• STATED EXERCISE:
Can you update the material below by changing every "interactable" to "clickable" and keeping everything else the same?
━━━ MATERIAL SUPPLIED ━━━
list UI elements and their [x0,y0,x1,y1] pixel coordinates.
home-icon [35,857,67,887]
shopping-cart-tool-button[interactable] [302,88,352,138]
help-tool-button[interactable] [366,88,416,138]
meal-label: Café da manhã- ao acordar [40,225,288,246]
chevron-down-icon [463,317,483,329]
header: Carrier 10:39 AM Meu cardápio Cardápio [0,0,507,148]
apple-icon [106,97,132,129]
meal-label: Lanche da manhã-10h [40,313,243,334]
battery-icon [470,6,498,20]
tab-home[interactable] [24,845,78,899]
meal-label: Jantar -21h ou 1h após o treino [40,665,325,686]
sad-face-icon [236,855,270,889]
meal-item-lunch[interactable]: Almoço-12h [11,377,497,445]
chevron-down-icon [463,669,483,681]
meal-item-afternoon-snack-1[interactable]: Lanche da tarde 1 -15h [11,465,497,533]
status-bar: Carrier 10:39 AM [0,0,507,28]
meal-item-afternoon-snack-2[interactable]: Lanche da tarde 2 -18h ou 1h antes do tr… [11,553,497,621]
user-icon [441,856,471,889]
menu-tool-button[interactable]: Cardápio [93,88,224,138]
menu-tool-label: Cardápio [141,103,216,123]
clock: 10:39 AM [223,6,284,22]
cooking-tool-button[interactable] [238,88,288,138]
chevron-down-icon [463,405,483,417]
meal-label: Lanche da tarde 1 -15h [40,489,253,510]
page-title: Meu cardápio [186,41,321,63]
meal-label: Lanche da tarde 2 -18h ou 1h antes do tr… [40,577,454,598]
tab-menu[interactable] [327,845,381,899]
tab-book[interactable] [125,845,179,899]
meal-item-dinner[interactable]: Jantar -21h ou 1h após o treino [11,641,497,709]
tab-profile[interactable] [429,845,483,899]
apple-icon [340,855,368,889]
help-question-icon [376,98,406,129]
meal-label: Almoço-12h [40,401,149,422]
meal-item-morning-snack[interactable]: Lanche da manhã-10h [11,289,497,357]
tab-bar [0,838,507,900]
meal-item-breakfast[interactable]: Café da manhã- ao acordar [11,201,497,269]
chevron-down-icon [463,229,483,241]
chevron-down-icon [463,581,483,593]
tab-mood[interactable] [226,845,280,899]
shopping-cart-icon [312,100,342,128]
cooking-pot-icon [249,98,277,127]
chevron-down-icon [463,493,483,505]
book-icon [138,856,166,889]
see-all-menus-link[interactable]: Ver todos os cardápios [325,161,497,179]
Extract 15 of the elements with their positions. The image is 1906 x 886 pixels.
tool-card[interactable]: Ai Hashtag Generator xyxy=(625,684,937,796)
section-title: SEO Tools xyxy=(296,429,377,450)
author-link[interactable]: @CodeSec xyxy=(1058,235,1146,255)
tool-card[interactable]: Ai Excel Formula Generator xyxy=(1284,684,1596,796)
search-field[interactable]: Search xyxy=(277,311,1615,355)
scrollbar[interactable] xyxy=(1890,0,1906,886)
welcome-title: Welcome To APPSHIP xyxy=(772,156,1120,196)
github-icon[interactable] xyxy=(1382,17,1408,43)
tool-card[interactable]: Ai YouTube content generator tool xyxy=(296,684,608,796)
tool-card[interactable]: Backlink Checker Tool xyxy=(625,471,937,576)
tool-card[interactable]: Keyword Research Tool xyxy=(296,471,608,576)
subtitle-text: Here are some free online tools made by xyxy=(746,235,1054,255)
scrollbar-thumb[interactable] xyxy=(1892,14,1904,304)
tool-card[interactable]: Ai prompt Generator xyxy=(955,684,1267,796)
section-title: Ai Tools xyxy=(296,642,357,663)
━━━
• FULL OUTPUT:
list UI elements and their [x0,y0,x1,y1] pixel coordinates.
home-icon [35,857,67,887]
shopping-cart-tool-button[clickable] [302,88,352,138]
help-tool-button[clickable] [366,88,416,138]
meal-label: Café da manhã- ao acordar [40,225,288,246]
chevron-down-icon [463,317,483,329]
header: Carrier 10:39 AM Meu cardápio Cardápio [0,0,507,148]
apple-icon [106,97,132,129]
meal-label: Lanche da manhã-10h [40,313,243,334]
battery-icon [470,6,498,20]
tab-home[clickable] [24,845,78,899]
meal-label: Jantar -21h ou 1h após o treino [40,665,325,686]
sad-face-icon [236,855,270,889]
meal-item-lunch[clickable]: Almoço-12h [11,377,497,445]
chevron-down-icon [463,669,483,681]
meal-item-afternoon-snack-1[clickable]: Lanche da tarde 1 -15h [11,465,497,533]
status-bar: Carrier 10:39 AM [0,0,507,28]
meal-item-afternoon-snack-2[clickable]: Lanche da tarde 2 -18h ou 1h antes do tr… [11,553,497,621]
user-icon [441,856,471,889]
menu-tool-button[clickable]: Cardápio [93,88,224,138]
menu-tool-label: Cardápio [141,103,216,123]
clock: 10:39 AM [223,6,284,22]
cooking-tool-button[clickable] [238,88,288,138]
chevron-down-icon [463,405,483,417]
meal-label: Lanche da tarde 1 -15h [40,489,253,510]
page-title: Meu cardápio [186,41,321,63]
meal-label: Lanche da tarde 2 -18h ou 1h antes do tr… [40,577,454,598]
tab-menu[clickable] [327,845,381,899]
tab-book[clickable] [125,845,179,899]
meal-item-dinner[clickable]: Jantar -21h ou 1h após o treino [11,641,497,709]
tab-profile[clickable] [429,845,483,899]
apple-icon [340,855,368,889]
help-question-icon [376,98,406,129]
meal-label: Almoço-12h [40,401,149,422]
meal-item-morning-snack[clickable]: Lanche da manhã-10h [11,289,497,357]
tab-bar [0,838,507,900]
meal-item-breakfast[clickable]: Café da manhã- ao acordar [11,201,497,269]
chevron-down-icon [463,229,483,241]
chevron-down-icon [463,581,483,593]
tab-mood[clickable] [226,845,280,899]
shopping-cart-icon [312,100,342,128]
cooking-pot-icon [249,98,277,127]
chevron-down-icon [463,493,483,505]
book-icon [138,856,166,889]
see-all-menus-link[clickable]: Ver todos os cardápios [325,161,497,179]
Extract 15 of the elements with their positions. The image is 1906 x 886 pixels.
tool-card[clickable]: Ai Hashtag Generator xyxy=(625,684,937,796)
section-title: SEO Tools xyxy=(296,429,377,450)
author-link[clickable]: @CodeSec xyxy=(1058,235,1146,255)
tool-card[clickable]: Ai Excel Formula Generator xyxy=(1284,684,1596,796)
search-field[clickable]: Search xyxy=(277,311,1615,355)
scrollbar[clickable] xyxy=(1890,0,1906,886)
welcome-title: Welcome To APPSHIP xyxy=(772,156,1120,196)
github-icon[clickable] xyxy=(1382,17,1408,43)
tool-card[clickable]: Ai YouTube content generator tool xyxy=(296,684,608,796)
tool-card[clickable]: Backlink Checker Tool xyxy=(625,471,937,576)
tool-card[clickable]: Keyword Research Tool xyxy=(296,471,608,576)
subtitle-text: Here are some free online tools made by xyxy=(746,235,1054,255)
scrollbar-thumb[clickable] xyxy=(1892,14,1904,304)
tool-card[clickable]: Ai prompt Generator xyxy=(955,684,1267,796)
section-title: Ai Tools xyxy=(296,642,357,663)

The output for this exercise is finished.